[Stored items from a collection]

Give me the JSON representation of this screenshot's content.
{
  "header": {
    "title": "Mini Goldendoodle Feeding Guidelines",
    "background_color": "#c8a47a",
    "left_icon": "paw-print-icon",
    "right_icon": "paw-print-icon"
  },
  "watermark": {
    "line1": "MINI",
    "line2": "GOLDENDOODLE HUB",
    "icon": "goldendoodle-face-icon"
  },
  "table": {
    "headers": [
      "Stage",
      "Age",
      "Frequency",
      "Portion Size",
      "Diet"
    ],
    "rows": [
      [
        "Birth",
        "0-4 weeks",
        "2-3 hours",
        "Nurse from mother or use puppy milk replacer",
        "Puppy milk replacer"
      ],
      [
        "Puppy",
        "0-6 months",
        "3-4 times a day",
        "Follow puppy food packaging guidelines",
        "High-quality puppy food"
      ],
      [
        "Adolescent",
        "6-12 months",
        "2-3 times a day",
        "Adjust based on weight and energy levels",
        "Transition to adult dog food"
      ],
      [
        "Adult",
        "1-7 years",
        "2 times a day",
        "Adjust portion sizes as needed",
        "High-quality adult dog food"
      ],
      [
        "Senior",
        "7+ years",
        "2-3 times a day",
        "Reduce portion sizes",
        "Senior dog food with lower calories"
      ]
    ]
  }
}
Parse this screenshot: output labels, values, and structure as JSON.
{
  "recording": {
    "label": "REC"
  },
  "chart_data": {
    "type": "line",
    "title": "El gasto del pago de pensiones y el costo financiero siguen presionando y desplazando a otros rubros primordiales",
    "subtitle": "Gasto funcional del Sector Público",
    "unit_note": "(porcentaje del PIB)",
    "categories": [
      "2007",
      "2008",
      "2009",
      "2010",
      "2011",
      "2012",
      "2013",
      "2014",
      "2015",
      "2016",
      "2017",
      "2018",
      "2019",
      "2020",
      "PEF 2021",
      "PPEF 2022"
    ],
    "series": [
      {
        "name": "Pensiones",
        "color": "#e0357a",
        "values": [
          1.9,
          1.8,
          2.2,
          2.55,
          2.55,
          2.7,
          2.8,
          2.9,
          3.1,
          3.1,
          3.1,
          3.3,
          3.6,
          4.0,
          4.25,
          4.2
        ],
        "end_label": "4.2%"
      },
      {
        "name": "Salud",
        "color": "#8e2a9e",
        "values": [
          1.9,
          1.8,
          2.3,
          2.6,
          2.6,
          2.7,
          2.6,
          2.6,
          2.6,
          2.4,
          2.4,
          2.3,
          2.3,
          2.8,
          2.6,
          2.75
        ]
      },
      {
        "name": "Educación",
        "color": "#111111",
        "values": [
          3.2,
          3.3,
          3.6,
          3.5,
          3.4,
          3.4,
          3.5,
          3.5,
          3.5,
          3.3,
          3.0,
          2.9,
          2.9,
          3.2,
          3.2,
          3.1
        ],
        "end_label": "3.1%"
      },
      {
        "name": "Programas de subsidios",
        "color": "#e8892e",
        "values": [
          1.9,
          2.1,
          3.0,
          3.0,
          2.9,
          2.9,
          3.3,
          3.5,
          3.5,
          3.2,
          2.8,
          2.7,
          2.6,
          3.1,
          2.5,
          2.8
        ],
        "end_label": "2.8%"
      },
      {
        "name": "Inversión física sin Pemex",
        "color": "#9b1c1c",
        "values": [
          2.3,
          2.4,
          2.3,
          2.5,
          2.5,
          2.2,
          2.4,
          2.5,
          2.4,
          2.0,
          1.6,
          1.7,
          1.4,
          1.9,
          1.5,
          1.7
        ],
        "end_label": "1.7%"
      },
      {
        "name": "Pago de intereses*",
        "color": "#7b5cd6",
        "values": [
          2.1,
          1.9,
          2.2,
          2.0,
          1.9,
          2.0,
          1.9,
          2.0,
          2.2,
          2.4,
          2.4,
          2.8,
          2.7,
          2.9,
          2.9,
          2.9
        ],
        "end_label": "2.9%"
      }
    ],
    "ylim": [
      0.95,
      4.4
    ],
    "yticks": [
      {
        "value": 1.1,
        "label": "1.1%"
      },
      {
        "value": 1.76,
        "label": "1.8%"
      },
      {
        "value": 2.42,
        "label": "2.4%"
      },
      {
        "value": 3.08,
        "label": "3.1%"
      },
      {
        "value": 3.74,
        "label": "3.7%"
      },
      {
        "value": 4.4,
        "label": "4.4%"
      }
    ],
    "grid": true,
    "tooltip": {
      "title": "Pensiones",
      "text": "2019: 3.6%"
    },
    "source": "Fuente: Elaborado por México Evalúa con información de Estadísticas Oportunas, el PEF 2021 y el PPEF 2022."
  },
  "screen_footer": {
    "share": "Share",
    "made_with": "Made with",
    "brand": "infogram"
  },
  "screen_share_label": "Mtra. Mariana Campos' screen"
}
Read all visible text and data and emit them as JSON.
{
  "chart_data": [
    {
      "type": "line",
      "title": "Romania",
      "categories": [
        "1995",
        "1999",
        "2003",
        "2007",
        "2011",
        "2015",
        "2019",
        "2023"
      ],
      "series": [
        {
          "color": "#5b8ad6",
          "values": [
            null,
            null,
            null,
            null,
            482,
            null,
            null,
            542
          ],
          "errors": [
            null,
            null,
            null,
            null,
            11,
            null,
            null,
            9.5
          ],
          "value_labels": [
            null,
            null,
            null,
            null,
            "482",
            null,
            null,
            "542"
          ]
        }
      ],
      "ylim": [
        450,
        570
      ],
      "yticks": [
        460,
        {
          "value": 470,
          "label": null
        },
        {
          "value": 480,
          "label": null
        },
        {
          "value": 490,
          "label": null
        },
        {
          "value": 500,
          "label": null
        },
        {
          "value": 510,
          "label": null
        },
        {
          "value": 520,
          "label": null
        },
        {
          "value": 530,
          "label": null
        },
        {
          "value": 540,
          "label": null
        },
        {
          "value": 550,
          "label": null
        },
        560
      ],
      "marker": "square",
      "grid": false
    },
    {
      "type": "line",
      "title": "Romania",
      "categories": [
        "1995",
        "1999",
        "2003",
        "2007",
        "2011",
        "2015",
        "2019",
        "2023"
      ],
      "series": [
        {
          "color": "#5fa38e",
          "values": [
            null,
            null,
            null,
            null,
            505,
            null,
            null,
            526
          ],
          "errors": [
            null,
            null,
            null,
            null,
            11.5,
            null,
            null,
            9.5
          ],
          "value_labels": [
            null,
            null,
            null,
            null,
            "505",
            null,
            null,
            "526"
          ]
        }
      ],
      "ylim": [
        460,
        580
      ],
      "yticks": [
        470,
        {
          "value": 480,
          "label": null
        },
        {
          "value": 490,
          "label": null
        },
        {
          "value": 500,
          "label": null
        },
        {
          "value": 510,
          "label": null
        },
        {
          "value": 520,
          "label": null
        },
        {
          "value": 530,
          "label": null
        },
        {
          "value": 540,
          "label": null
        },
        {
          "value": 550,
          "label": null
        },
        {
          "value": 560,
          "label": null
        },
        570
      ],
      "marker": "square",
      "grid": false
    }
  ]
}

* What to produce *
Identify each line in the records above that contains the word "times", and copy it out in full.

* Task solution *
        "3-4 times a day",
        "2-3 times a day",
        "2 times a day",
        "2-3 times a day",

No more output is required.